To be done: Retype all the records with nothing changed.

[BEGIN Stored records]

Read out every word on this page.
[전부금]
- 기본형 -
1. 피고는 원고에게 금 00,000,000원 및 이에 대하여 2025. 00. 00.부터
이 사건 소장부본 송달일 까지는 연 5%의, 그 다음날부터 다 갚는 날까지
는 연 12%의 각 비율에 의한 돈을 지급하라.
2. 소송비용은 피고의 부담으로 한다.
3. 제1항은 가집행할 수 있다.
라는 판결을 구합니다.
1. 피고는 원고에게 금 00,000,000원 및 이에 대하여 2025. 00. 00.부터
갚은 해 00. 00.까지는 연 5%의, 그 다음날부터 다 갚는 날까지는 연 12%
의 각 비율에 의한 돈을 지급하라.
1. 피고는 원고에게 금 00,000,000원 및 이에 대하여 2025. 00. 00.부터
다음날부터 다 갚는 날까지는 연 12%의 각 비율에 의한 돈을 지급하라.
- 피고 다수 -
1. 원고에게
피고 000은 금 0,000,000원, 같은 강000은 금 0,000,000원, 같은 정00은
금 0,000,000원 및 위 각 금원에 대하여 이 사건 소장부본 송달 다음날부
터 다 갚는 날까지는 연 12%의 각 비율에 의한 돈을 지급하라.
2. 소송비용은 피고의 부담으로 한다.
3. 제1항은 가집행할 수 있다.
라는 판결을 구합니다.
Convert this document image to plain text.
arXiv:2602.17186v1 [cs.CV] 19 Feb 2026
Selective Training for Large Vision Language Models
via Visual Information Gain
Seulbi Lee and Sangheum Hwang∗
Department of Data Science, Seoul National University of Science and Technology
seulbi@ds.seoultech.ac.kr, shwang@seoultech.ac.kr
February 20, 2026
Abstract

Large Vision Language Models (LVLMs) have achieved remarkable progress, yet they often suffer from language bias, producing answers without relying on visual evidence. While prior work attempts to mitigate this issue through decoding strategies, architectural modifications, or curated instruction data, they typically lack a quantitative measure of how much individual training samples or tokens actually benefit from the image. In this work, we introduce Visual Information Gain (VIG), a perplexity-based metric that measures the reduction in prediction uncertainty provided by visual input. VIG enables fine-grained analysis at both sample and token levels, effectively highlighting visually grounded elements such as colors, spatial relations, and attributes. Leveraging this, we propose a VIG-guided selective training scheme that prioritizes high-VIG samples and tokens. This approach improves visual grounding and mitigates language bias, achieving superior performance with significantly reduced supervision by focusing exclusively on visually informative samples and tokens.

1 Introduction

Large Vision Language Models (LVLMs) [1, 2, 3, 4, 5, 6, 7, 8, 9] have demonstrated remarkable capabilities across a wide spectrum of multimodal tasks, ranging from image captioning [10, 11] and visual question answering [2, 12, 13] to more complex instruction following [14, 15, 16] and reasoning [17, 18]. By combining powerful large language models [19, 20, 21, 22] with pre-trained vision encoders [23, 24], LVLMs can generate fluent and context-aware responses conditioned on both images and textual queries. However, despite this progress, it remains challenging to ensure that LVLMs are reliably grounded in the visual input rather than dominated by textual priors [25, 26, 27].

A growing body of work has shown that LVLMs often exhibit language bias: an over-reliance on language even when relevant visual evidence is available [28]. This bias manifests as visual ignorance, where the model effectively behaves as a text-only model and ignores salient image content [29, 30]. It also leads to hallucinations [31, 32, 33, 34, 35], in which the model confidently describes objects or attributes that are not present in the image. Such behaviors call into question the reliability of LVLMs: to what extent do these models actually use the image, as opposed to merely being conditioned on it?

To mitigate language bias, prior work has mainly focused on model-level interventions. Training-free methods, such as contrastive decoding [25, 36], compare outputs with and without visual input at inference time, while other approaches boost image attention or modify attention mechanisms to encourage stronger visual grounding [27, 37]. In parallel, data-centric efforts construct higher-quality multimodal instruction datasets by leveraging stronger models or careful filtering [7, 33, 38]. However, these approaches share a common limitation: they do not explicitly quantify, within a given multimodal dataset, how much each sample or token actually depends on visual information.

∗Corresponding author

[END Stored records]

Output of the exercise:
Read out every word on this page.
[전부금]
- 기본형 -
1. 피고는 원고에게 금 00,000,000원 및 이에 대하여 2025. 00. 00.부터
이 사건 소장부본 송달일 까지는 연 5%의, 그 다음날부터 다 갚는 날까지
는 연 12%의 각 비율에 의한 돈을 지급하라.
2. 소송비용은 피고의 부담으로 한다.
3. 제1항은 가집행할 수 있다.
라는 판결을 구합니다.
1. 피고는 원고에게 금 00,000,000원 및 이에 대하여 2025. 00. 00.부터
갚은 해 00. 00.까지는 연 5%의, 그 다음날부터 다 갚는 날까지는 연 12%
의 각 비율에 의한 돈을 지급하라.
1. 피고는 원고에게 금 00,000,000원 및 이에 대하여 2025. 00. 00.부터
다음날부터 다 갚는 날까지는 연 12%의 각 비율에 의한 돈을 지급하라.
- 피고 다수 -
1. 원고에게
피고 000은 금 0,000,000원, 같은 강000은 금 0,000,000원, 같은 정00은
금 0,000,000원 및 위 각 금원에 대하여 이 사건 소장부본 송달 다음날부
터 다 갚는 날까지는 연 12%의 각 비율에 의한 돈을 지급하라.
2. 소송비용은 피고의 부담으로 한다.
3. 제1항은 가집행할 수 있다.
라는 판결을 구합니다.
Convert this document image to plain text.
arXiv:2602.17186v1 [cs.CV] 19 Feb 2026
Selective Training for Large Vision Language Models
via Visual Information Gain
Seulbi Lee and Sangheum Hwang∗
Department of Data Science, Seoul National University of Science and Technology
seulbi@ds.seoultech.ac.kr, shwang@seoultech.ac.kr
February 20, 2026
Abstract

Large Vision Language Models (LVLMs) have achieved remarkable progress, yet they often suffer from language bias, producing answers without relying on visual evidence. While prior work attempts to mitigate this issue through decoding strategies, architectural modifications, or curated instruction data, they typically lack a quantitative measure of how much individual training samples or tokens actually benefit from the image. In this work, we introduce Visual Information Gain (VIG), a perplexity-based metric that measures the reduction in prediction uncertainty provided by visual input. VIG enables fine-grained analysis at both sample and token levels, effectively highlighting visually grounded elements such as colors, spatial relations, and attributes. Leveraging this, we propose a VIG-guided selective training scheme that prioritizes high-VIG samples and tokens. This approach improves visual grounding and mitigates language bias, achieving superior performance with significantly reduced supervision by focusing exclusively on visually informative samples and tokens.

1 Introduction

Large Vision Language Models (LVLMs) [1, 2, 3, 4, 5, 6, 7, 8, 9] have demonstrated remarkable capabilities across a wide spectrum of multimodal tasks, ranging from image captioning [10, 11] and visual question answering [2, 12, 13] to more complex instruction following [14, 15, 16] and reasoning [17, 18]. By combining powerful large language models [19, 20, 21, 22] with pre-trained vision encoders [23, 24], LVLMs can generate fluent and context-aware responses conditioned on both images and textual queries. However, despite this progress, it remains challenging to ensure that LVLMs are reliably grounded in the visual input rather than dominated by textual priors [25, 26, 27].

A growing body of work has shown that LVLMs often exhibit language bias: an over-reliance on language even when relevant visual evidence is available [28]. This bias manifests as visual ignorance, where the model effectively behaves as a text-only model and ignores salient image content [29, 30]. It also leads to hallucinations [31, 32, 33, 34, 35], in which the model confidently describes objects or attributes that are not present in the image. Such behaviors call into question the reliability of LVLMs: to what extent do these models actually use the image, as opposed to merely being conditioned on it?

To mitigate language bias, prior work has mainly focused on model-level interventions. Training-free methods, such as contrastive decoding [25, 36], compare outputs with and without visual input at inference time, while other approaches boost image attention or modify attention mechanisms to encourage stronger visual grounding [27, 37]. In parallel, data-centric efforts construct higher-quality multimodal instruction datasets by leveraging stronger models or careful filtering [7, 33, 38]. However, these approaches share a common limitation: they do not explicitly quantify, within a given multimodal dataset, how much each sample or token actually depends on visual information.

∗Corresponding author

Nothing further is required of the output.